Records
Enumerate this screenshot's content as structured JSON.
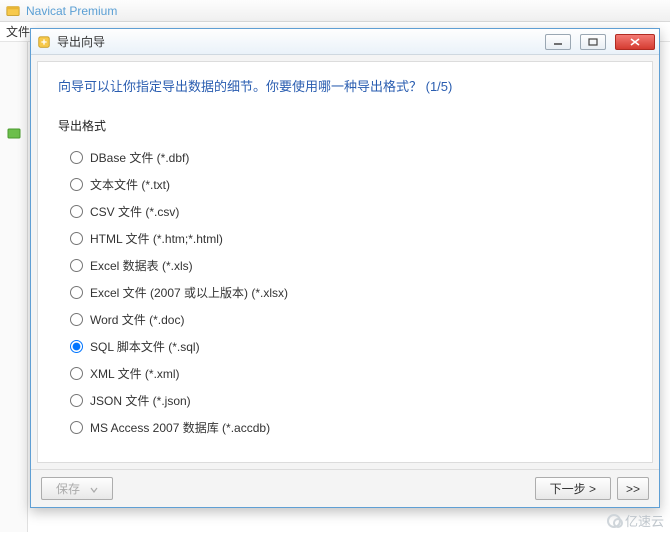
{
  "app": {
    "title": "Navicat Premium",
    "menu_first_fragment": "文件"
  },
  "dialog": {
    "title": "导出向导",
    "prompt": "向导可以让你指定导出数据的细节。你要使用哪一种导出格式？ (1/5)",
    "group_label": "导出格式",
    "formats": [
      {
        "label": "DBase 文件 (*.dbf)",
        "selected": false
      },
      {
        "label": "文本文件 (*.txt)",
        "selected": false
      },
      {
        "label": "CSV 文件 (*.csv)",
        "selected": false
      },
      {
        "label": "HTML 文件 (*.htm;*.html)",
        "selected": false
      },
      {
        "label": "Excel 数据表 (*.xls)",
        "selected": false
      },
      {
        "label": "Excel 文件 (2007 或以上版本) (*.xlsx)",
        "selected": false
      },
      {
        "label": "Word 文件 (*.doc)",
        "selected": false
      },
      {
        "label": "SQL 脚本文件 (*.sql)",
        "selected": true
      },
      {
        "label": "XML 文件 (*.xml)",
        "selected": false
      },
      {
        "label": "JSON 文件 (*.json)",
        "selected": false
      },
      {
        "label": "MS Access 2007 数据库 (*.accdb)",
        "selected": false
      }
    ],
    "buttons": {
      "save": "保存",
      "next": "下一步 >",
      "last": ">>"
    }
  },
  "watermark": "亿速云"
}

==

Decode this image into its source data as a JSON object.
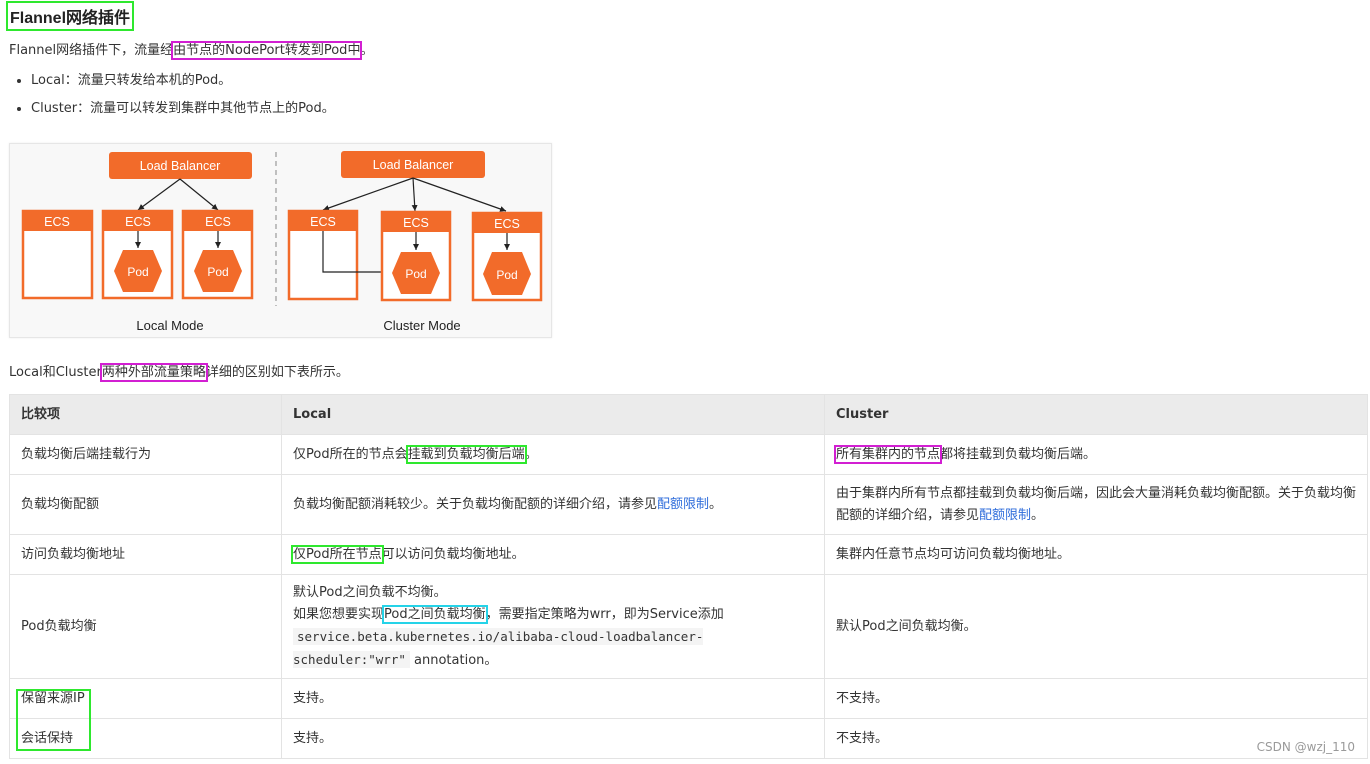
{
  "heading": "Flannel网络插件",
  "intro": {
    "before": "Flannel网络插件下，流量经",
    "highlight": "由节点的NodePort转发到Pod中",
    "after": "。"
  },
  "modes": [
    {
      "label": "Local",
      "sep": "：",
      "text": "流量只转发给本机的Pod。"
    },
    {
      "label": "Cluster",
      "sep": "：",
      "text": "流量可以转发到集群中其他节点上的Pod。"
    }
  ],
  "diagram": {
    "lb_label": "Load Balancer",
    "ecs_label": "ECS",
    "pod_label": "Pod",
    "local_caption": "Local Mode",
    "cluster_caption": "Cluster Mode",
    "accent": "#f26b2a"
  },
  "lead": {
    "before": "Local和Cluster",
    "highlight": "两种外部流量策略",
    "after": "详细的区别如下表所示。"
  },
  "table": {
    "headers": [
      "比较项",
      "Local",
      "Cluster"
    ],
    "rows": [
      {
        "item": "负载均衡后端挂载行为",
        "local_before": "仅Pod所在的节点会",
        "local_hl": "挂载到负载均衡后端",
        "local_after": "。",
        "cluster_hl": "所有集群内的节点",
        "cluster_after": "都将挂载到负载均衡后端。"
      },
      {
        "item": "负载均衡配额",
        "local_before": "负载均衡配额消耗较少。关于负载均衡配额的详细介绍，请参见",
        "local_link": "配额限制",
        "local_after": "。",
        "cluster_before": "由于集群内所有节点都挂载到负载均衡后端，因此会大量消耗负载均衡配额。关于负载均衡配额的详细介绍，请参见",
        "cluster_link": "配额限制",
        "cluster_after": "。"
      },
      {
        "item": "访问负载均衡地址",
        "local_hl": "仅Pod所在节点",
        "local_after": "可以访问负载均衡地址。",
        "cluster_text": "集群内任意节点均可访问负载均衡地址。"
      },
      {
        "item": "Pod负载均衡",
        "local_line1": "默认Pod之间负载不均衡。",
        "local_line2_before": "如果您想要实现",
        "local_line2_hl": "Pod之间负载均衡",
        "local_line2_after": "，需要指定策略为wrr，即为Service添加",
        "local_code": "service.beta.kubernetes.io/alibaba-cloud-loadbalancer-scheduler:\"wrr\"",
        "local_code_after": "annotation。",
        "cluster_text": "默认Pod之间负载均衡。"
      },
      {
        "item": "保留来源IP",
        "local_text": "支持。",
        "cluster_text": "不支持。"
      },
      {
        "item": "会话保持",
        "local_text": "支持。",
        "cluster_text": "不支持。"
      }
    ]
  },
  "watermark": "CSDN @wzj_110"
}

*Challenge:*
Extract every line containing the string "关于负载均衡配额的详细介绍" from the material.

*Exercise result:*
        "local_before": "负载均衡配额消耗较少。关于负载均衡配额的详细介绍，请参见",
        "cluster_before": "由于集群内所有节点都挂载到负载均衡后端，因此会大量消耗负载均衡配额。关于负载均衡配额的详细介绍，请参见",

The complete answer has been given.